Work to do >> Isolate every line in the records below with "JSON" in it.

Supplied entries start

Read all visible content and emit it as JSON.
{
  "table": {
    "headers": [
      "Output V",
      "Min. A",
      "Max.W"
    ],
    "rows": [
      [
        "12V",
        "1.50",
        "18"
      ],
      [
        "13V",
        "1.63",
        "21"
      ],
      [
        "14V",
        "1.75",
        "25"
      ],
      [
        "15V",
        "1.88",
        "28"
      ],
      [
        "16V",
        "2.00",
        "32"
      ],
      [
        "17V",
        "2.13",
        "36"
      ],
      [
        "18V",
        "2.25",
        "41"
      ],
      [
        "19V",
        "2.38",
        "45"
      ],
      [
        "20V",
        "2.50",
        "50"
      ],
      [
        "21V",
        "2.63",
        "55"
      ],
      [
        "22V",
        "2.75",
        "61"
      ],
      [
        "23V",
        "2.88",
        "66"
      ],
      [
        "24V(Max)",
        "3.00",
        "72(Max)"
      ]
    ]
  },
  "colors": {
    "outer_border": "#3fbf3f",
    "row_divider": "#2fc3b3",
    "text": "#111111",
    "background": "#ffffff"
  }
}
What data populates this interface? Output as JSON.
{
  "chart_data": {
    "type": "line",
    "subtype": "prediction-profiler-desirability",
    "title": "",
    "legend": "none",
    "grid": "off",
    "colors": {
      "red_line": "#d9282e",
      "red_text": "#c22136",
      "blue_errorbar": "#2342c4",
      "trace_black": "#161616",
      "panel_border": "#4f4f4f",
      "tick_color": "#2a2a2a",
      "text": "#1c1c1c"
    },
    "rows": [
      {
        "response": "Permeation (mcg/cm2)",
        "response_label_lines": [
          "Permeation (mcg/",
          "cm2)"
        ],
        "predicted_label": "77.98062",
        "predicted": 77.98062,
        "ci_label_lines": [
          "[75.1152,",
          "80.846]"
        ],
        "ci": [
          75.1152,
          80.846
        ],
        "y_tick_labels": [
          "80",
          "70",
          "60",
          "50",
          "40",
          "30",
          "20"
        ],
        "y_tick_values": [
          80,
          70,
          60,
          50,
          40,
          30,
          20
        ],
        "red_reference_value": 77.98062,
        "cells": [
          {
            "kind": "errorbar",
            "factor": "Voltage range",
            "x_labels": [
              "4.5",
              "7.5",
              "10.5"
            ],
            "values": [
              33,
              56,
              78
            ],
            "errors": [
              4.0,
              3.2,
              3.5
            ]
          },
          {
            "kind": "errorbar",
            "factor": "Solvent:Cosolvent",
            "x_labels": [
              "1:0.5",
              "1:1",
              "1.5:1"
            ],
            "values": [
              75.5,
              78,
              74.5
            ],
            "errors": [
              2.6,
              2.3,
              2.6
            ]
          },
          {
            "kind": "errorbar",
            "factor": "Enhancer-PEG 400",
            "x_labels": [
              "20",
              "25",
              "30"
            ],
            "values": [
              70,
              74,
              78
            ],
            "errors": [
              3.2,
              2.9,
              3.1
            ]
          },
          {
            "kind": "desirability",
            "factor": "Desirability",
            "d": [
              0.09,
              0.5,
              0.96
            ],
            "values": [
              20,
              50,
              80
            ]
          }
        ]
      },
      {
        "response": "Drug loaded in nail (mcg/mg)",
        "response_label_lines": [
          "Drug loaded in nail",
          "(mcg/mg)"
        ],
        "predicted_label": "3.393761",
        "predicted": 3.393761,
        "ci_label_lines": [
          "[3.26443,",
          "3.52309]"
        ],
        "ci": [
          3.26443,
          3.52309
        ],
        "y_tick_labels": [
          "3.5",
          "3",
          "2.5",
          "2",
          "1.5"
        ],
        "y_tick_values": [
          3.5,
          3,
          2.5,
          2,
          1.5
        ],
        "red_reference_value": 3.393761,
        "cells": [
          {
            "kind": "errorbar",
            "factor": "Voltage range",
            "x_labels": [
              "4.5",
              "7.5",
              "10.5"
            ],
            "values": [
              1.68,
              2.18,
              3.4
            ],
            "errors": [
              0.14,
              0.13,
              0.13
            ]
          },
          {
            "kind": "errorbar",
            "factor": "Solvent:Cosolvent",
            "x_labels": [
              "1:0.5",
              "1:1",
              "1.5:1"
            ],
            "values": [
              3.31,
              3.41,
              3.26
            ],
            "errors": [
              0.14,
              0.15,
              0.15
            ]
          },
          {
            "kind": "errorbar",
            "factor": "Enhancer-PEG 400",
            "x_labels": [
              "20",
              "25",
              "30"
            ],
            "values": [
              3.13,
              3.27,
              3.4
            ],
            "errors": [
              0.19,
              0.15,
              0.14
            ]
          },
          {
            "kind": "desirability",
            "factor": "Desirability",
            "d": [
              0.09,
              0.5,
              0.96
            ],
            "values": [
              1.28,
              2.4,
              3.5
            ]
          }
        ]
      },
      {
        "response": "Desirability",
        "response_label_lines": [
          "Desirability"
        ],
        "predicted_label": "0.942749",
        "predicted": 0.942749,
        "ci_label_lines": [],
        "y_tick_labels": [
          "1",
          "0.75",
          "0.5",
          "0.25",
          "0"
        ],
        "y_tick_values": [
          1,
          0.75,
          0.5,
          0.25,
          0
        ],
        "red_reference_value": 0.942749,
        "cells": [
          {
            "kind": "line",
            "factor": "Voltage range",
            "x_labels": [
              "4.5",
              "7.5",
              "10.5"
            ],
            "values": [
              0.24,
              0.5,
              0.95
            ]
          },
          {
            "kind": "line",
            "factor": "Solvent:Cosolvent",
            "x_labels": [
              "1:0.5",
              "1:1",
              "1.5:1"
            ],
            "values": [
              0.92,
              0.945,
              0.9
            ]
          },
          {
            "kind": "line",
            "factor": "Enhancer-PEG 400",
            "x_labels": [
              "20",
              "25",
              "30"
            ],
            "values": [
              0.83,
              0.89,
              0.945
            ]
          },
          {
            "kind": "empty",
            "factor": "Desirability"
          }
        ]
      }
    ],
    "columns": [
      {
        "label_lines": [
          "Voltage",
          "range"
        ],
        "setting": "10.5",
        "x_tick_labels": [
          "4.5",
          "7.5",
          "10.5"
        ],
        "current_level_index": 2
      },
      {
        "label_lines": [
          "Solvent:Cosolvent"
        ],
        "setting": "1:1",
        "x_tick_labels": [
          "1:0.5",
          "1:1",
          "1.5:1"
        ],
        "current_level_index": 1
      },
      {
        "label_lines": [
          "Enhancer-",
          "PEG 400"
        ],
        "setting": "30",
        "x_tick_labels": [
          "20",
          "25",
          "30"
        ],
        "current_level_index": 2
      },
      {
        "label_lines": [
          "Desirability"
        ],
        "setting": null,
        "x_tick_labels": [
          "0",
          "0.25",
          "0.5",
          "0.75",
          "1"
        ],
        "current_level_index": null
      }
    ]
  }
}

Supplied entries end

The reply >>
Read all visible content and emit it as JSON.
What data populates this interface? Output as JSON.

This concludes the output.